** start of Stored data **

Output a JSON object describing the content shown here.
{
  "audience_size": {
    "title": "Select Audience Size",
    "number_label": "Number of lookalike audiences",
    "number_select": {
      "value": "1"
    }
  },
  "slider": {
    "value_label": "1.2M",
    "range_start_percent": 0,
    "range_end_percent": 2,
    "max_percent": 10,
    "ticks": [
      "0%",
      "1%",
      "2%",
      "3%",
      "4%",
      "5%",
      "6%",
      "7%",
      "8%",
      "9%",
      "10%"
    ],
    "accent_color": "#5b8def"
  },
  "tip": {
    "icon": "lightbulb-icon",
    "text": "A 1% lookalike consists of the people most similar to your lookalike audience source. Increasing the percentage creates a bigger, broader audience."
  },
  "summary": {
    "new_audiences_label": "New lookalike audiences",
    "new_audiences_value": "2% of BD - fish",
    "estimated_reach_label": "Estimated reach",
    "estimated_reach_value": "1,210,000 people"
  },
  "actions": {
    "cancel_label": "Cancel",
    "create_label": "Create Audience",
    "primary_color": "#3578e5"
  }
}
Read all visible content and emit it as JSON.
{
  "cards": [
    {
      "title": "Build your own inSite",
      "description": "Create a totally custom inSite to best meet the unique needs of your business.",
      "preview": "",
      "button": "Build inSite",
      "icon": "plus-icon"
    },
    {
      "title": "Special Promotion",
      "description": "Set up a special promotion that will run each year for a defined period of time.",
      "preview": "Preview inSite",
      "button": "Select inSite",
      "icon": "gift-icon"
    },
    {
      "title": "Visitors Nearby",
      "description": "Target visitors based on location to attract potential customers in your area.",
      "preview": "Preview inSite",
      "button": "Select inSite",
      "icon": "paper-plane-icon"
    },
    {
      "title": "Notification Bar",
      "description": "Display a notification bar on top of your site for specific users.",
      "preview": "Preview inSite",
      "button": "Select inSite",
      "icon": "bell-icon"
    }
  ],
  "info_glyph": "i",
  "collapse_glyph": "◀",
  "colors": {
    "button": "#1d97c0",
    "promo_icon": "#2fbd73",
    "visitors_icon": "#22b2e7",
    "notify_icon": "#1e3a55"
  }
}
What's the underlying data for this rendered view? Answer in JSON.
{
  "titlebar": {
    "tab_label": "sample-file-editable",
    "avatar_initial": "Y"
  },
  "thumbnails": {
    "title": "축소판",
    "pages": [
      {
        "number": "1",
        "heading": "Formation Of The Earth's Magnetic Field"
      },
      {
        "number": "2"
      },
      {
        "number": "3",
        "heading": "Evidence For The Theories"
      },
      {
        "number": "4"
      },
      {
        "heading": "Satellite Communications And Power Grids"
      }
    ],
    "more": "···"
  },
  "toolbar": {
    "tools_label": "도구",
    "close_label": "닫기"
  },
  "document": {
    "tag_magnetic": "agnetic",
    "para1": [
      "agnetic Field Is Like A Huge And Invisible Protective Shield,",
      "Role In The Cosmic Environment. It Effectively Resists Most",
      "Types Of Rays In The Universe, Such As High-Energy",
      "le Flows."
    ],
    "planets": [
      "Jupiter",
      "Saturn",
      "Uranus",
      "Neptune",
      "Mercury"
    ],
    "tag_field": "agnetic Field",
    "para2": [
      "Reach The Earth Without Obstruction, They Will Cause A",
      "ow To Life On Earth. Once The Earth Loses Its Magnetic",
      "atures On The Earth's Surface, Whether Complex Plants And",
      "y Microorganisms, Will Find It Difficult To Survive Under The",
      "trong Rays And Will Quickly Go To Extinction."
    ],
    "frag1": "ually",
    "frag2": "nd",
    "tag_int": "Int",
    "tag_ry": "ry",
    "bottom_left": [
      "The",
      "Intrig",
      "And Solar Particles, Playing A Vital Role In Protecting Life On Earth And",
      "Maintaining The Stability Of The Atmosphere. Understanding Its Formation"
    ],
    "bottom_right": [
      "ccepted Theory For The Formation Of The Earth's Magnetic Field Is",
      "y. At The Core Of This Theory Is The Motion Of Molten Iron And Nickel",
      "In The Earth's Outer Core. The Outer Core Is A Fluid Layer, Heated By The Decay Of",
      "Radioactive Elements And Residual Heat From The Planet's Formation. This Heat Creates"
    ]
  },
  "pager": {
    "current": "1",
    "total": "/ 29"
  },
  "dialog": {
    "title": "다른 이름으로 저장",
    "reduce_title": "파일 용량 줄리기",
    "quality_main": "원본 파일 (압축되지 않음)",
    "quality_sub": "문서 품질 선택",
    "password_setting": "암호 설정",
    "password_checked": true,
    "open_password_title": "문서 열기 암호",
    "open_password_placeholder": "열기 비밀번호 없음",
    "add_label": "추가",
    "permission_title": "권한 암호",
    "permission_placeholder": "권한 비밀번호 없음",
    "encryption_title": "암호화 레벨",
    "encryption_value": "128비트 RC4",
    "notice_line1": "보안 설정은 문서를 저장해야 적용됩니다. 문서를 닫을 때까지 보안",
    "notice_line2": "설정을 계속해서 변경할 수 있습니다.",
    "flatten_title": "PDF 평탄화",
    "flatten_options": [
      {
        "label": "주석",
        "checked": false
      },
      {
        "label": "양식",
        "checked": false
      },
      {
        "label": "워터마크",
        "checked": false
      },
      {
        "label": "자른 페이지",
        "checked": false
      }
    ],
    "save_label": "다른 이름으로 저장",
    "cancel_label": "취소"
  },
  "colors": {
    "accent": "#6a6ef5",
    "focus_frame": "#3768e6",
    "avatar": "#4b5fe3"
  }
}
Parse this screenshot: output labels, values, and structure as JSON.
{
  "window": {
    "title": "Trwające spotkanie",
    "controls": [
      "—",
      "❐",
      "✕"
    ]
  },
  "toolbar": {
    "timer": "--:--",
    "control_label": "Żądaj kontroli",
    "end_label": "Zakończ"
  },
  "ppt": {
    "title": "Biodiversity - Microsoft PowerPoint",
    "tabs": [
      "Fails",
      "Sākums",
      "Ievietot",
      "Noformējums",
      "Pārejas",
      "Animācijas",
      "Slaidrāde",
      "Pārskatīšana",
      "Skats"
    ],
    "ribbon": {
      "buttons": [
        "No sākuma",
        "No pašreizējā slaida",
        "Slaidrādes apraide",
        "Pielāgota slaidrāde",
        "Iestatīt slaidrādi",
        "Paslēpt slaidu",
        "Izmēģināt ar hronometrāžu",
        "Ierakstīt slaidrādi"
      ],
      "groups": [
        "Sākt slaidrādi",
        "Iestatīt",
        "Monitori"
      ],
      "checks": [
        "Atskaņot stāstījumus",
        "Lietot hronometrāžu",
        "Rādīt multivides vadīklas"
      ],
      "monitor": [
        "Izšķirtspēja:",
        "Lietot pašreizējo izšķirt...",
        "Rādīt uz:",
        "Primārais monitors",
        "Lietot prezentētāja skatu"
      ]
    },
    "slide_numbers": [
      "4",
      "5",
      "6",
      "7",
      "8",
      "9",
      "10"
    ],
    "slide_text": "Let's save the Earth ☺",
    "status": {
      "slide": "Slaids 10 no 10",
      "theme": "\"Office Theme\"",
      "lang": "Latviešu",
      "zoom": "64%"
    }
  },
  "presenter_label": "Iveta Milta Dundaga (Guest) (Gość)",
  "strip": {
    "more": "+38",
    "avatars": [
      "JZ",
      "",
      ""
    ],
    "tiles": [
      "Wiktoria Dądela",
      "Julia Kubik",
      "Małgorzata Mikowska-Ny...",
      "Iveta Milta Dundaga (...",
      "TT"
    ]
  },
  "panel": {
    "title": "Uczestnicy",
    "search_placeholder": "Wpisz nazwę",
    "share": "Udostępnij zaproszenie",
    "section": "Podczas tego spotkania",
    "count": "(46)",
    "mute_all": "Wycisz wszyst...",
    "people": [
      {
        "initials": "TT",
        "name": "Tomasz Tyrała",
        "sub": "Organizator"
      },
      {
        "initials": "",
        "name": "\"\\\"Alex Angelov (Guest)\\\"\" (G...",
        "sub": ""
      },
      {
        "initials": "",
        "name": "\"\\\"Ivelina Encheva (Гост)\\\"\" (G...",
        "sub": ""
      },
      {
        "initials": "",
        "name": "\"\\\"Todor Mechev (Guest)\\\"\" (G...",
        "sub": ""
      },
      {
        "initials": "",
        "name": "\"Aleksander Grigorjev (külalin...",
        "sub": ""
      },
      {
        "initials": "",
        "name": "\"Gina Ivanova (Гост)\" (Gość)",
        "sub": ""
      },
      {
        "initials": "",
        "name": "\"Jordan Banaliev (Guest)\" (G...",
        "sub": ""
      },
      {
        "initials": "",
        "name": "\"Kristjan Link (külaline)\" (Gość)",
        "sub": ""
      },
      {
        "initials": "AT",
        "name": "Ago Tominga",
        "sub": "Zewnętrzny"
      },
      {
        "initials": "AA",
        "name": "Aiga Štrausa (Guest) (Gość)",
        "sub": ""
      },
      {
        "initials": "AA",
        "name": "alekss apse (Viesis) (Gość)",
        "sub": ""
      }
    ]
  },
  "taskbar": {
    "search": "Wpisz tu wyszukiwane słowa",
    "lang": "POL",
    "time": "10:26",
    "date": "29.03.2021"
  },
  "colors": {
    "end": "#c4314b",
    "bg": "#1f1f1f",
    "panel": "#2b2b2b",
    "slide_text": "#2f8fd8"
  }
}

** end of Stored data **

In how many lines does the word "Гост" appear? Respond with the number alone.

2